§ **Written problem**: Output all of the entries below precisely as written.
##### Stored rows
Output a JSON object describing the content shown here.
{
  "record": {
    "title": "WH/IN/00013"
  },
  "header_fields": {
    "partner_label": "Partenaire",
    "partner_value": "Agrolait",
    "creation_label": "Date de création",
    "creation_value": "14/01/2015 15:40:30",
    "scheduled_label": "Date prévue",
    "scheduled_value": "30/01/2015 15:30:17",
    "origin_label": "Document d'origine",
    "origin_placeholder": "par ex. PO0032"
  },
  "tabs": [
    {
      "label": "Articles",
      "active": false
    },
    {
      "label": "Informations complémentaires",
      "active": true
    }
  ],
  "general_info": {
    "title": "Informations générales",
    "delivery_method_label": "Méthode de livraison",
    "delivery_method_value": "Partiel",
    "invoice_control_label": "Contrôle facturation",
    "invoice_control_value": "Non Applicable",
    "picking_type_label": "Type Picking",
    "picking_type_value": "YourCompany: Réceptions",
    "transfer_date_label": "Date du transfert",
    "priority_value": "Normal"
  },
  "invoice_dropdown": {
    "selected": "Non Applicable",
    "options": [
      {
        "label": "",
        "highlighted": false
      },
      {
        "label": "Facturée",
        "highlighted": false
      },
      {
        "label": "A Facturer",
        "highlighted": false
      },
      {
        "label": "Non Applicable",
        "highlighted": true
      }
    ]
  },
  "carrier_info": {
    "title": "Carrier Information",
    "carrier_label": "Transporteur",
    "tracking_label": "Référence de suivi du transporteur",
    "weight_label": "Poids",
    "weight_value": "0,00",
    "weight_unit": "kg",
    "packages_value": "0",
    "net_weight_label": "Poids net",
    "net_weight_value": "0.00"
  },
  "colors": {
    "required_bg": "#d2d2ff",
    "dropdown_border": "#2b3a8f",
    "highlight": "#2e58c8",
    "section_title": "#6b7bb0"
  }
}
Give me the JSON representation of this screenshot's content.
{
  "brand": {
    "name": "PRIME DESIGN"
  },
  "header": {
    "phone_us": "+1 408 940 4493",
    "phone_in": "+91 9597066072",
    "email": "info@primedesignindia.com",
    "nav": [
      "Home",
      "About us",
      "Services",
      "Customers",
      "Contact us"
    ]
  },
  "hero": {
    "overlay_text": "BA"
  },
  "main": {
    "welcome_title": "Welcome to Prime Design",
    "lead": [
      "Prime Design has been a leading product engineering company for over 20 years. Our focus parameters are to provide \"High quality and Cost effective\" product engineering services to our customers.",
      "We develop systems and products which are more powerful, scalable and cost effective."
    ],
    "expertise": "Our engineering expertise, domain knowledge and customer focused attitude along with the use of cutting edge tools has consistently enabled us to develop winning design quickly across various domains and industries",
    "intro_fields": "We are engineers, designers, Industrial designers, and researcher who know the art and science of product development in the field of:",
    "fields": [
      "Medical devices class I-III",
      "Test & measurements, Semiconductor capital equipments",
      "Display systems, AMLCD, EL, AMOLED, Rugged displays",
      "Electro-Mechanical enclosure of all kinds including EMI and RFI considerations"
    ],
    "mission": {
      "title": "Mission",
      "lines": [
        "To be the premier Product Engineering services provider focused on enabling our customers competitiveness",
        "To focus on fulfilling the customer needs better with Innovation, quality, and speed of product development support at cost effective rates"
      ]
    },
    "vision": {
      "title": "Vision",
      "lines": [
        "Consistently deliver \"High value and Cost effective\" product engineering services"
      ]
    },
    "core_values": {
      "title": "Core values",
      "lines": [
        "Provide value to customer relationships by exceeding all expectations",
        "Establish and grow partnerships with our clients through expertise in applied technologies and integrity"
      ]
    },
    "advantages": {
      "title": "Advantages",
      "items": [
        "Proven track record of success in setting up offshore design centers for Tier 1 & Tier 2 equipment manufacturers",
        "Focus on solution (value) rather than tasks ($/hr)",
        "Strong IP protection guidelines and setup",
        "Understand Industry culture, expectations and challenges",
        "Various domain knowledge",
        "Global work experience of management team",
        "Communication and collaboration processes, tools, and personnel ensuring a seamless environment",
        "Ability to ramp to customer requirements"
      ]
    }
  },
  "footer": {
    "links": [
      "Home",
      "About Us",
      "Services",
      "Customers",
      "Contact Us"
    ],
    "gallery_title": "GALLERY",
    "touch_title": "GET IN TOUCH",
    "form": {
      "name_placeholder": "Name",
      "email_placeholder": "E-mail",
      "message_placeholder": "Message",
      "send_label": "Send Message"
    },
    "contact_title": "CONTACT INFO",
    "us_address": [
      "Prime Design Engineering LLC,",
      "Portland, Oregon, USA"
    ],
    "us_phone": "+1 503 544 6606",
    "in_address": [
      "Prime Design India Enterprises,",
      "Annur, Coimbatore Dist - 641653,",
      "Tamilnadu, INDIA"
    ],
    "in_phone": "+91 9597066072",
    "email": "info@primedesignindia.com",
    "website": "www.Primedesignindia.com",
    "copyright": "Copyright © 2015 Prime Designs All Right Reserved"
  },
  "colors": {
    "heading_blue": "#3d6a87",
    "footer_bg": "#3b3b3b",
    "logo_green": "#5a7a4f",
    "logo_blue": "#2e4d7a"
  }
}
##########
§ **Worked solution**:
Output a JSON object describing the content shown here.
{
  "record": {
    "title": "WH/IN/00013"
  },
  "header_fields": {
    "partner_label": "Partenaire",
    "partner_value": "Agrolait",
    "creation_label": "Date de création",
    "creation_value": "14/01/2015 15:40:30",
    "scheduled_label": "Date prévue",
    "scheduled_value": "30/01/2015 15:30:17",
    "origin_label": "Document d'origine",
    "origin_placeholder": "par ex. PO0032"
  },
  "tabs": [
    {
      "label": "Articles",
      "active": false
    },
    {
      "label": "Informations complémentaires",
      "active": true
    }
  ],
  "general_info": {
    "title": "Informations générales",
    "delivery_method_label": "Méthode de livraison",
    "delivery_method_value": "Partiel",
    "invoice_control_label": "Contrôle facturation",
    "invoice_control_value": "Non Applicable",
    "picking_type_label": "Type Picking",
    "picking_type_value": "YourCompany: Réceptions",
    "transfer_date_label": "Date du transfert",
    "priority_value": "Normal"
  },
  "invoice_dropdown": {
    "selected": "Non Applicable",
    "options": [
      {
        "label": "",
        "highlighted": false
      },
      {
        "label": "Facturée",
        "highlighted": false
      },
      {
        "label": "A Facturer",
        "highlighted": false
      },
      {
        "label": "Non Applicable",
        "highlighted": true
      }
    ]
  },
  "carrier_info": {
    "title": "Carrier Information",
    "carrier_label": "Transporteur",
    "tracking_label": "Référence de suivi du transporteur",
    "weight_label": "Poids",
    "weight_value": "0,00",
    "weight_unit": "kg",
    "packages_value": "0",
    "net_weight_label": "Poids net",
    "net_weight_value": "0.00"
  },
  "colors": {
    "required_bg": "#d2d2ff",
    "dropdown_border": "#2b3a8f",
    "highlight": "#2e58c8",
    "section_title": "#6b7bb0"
  }
}
Give me the JSON representation of this screenshot's content.
{
  "brand": {
    "name": "PRIME DESIGN"
  },
  "header": {
    "phone_us": "+1 408 940 4493",
    "phone_in": "+91 9597066072",
    "email": "info@primedesignindia.com",
    "nav": [
      "Home",
      "About us",
      "Services",
      "Customers",
      "Contact us"
    ]
  },
  "hero": {
    "overlay_text": "BA"
  },
  "main": {
    "welcome_title": "Welcome to Prime Design",
    "lead": [
      "Prime Design has been a leading product engineering company for over 20 years. Our focus parameters are to provide \"High quality and Cost effective\" product engineering services to our customers.",
      "We develop systems and products which are more powerful, scalable and cost effective."
    ],
    "expertise": "Our engineering expertise, domain knowledge and customer focused attitude along with the use of cutting edge tools has consistently enabled us to develop winning design quickly across various domains and industries",
    "intro_fields": "We are engineers, designers, Industrial designers, and researcher who know the art and science of product development in the field of:",
    "fields": [
      "Medical devices class I-III",
      "Test & measurements, Semiconductor capital equipments",
      "Display systems, AMLCD, EL, AMOLED, Rugged displays",
      "Electro-Mechanical enclosure of all kinds including EMI and RFI considerations"
    ],
    "mission": {
      "title": "Mission",
      "lines": [
        "To be the premier Product Engineering services provider focused on enabling our customers competitiveness",
        "To focus on fulfilling the customer needs better with Innovation, quality, and speed of product development support at cost effective rates"
      ]
    },
    "vision": {
      "title": "Vision",
      "lines": [
        "Consistently deliver \"High value and Cost effective\" product engineering services"
      ]
    },
    "core_values": {
      "title": "Core values",
      "lines": [
        "Provide value to customer relationships by exceeding all expectations",
        "Establish and grow partnerships with our clients through expertise in applied technologies and integrity"
      ]
    },
    "advantages": {
      "title": "Advantages",
      "items": [
        "Proven track record of success in setting up offshore design centers for Tier 1 & Tier 2 equipment manufacturers",
        "Focus on solution (value) rather than tasks ($/hr)",
        "Strong IP protection guidelines and setup",
        "Understand Industry culture, expectations and challenges",
        "Various domain knowledge",
        "Global work experience of management team",
        "Communication and collaboration processes, tools, and personnel ensuring a seamless environment",
        "Ability to ramp to customer requirements"
      ]
    }
  },
  "footer": {
    "links": [
      "Home",
      "About Us",
      "Services",
      "Customers",
      "Contact Us"
    ],
    "gallery_title": "GALLERY",
    "touch_title": "GET IN TOUCH",
    "form": {
      "name_placeholder": "Name",
      "email_placeholder": "E-mail",
      "message_placeholder": "Message",
      "send_label": "Send Message"
    },
    "contact_title": "CONTACT INFO",
    "us_address": [
      "Prime Design Engineering LLC,",
      "Portland, Oregon, USA"
    ],
    "us_phone": "+1 503 544 6606",
    "in_address": [
      "Prime Design India Enterprises,",
      "Annur, Coimbatore Dist - 641653,",
      "Tamilnadu, INDIA"
    ],
    "in_phone": "+91 9597066072",
    "email": "info@primedesignindia.com",
    "website": "www.Primedesignindia.com",
    "copyright": "Copyright © 2015 Prime Designs All Right Reserved"
  },
  "colors": {
    "heading_blue": "#3d6a87",
    "footer_bg": "#3b3b3b",
    "logo_green": "#5a7a4f",
    "logo_blue": "#2e4d7a"
  }
}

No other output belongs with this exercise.